**Requirement:**
In the records that follow, locate every line with "Floaters" and extract it.

Records about charts and figures:
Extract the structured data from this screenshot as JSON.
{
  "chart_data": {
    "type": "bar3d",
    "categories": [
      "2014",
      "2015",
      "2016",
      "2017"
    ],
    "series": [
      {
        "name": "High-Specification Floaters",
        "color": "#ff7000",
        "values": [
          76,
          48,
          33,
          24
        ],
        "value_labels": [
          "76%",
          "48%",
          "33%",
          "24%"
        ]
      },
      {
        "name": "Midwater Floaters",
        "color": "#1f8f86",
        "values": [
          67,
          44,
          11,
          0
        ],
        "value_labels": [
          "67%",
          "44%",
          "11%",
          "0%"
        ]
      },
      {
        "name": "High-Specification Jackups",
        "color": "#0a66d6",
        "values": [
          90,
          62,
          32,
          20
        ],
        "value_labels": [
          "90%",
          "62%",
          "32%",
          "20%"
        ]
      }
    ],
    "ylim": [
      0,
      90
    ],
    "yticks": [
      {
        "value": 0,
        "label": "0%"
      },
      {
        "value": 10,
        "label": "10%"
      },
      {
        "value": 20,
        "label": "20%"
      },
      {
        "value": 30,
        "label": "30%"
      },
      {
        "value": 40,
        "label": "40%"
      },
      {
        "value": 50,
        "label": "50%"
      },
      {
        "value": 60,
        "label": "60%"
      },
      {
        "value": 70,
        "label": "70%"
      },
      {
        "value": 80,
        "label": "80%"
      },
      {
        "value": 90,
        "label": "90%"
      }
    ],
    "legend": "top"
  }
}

---

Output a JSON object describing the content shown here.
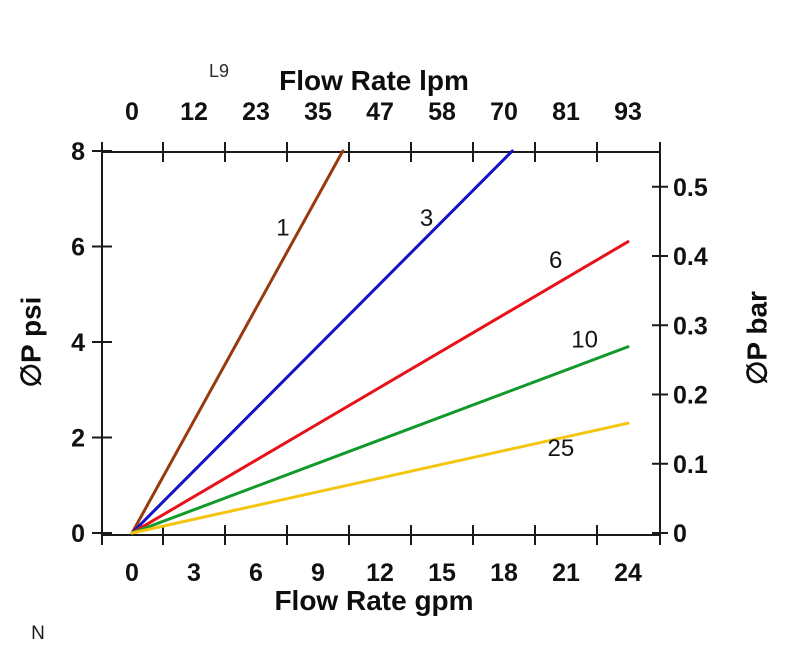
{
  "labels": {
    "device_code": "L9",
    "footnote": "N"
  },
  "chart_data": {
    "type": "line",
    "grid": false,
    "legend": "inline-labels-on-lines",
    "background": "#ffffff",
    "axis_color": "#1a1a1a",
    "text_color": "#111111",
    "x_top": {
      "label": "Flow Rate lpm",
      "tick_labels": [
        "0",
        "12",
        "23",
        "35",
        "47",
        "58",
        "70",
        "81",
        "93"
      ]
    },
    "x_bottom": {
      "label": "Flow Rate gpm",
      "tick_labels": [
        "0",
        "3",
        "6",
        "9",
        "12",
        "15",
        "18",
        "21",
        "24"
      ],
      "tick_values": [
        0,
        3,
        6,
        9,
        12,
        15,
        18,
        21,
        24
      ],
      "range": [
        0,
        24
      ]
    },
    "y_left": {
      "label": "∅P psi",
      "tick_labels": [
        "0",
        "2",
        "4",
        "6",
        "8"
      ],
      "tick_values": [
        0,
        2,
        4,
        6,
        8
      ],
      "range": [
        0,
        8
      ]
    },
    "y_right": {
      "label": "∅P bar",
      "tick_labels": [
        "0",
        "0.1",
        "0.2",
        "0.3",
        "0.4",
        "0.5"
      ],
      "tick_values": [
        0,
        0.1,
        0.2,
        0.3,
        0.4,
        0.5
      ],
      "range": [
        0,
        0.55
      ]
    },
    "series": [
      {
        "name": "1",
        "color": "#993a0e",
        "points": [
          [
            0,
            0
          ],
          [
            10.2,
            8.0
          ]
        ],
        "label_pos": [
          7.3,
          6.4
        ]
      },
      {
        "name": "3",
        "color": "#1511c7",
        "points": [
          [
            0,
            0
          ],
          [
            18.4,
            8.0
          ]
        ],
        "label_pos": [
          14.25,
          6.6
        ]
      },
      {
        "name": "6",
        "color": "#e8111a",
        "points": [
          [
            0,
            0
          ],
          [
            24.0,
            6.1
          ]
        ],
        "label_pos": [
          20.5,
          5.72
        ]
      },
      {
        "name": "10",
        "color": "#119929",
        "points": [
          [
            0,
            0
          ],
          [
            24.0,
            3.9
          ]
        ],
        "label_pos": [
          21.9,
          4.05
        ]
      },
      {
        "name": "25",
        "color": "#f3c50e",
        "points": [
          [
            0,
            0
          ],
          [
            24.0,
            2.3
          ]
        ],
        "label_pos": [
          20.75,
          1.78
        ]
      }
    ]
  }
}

**Response:**
        "name": "High-Specification Floaters",
        "name": "Midwater Floaters",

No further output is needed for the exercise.